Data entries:
# # #
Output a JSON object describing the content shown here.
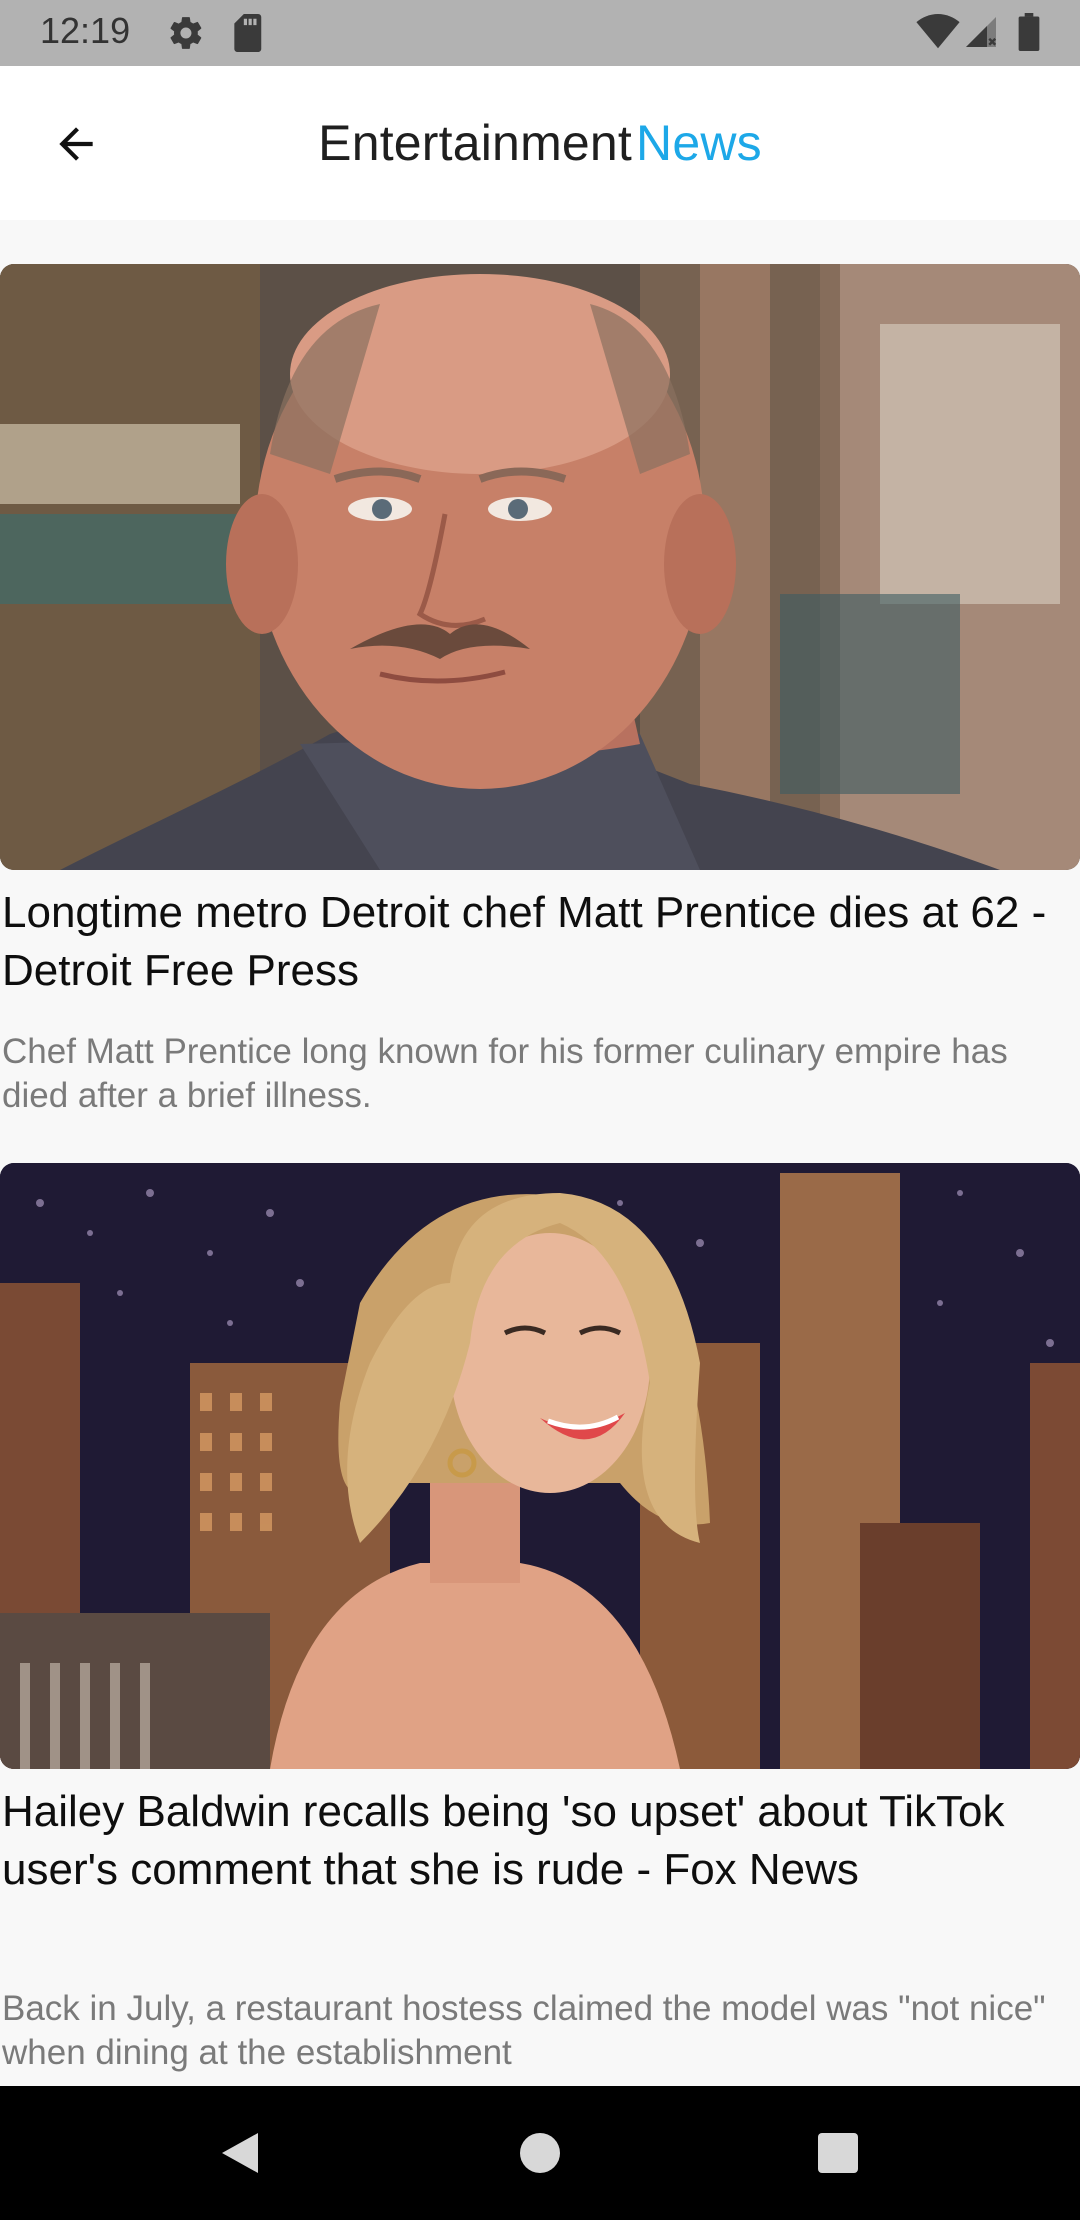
{
  "status_bar": {
    "time": "12:19",
    "icons": [
      "gear-icon",
      "sd-card-icon",
      "wifi-icon",
      "signal-icon",
      "battery-icon"
    ]
  },
  "app_bar": {
    "title_part_1": "Entertainment",
    "title_part_2": "News",
    "accent_color": "#1da8e8",
    "back_icon": "arrow-left-icon"
  },
  "articles": [
    {
      "title": "Longtime metro Detroit chef Matt Prentice dies at 62 - Detroit Free Press",
      "description": "Chef Matt Prentice long known for his former culinary empire has died after a brief illness."
    },
    {
      "title": "Hailey Baldwin recalls being 'so upset' about TikTok user's comment that she is rude - Fox News",
      "description": "Back in July, a restaurant hostess claimed the model was \"not nice\" when dining at the establishment"
    }
  ],
  "nav_bar": {
    "icons": [
      "back-triangle-icon",
      "home-circle-icon",
      "recents-square-icon"
    ]
  }
}
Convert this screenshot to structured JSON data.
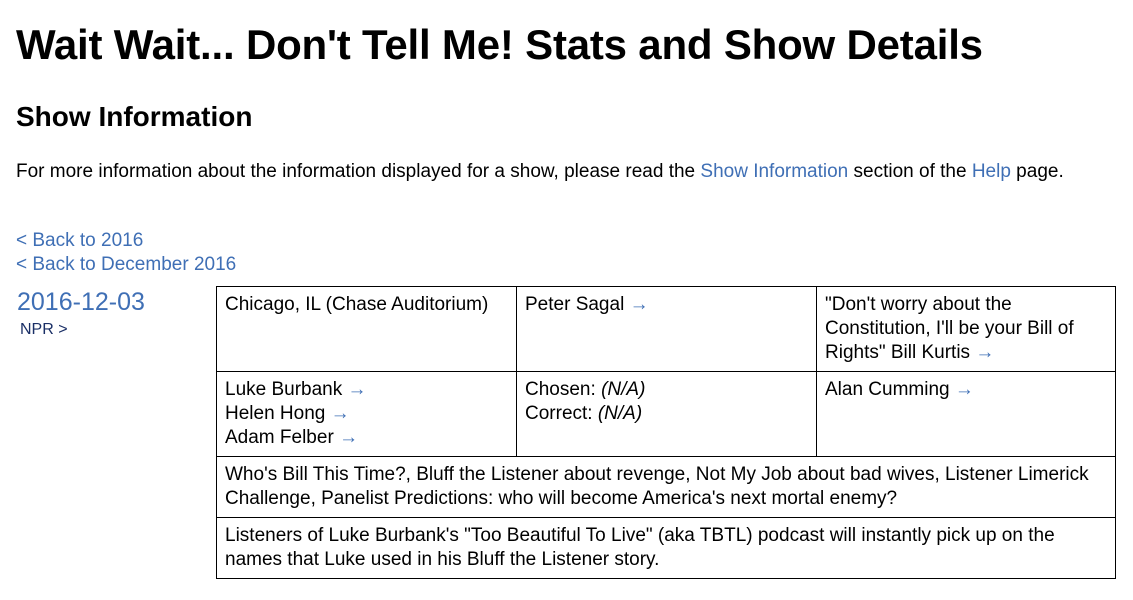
# # #
Direction => Extract each line from the entries above that contains the string "JSON".

Answer to the problem =>
Output a JSON object describing the content shown here.
Convert this screenshot to structured JSON data.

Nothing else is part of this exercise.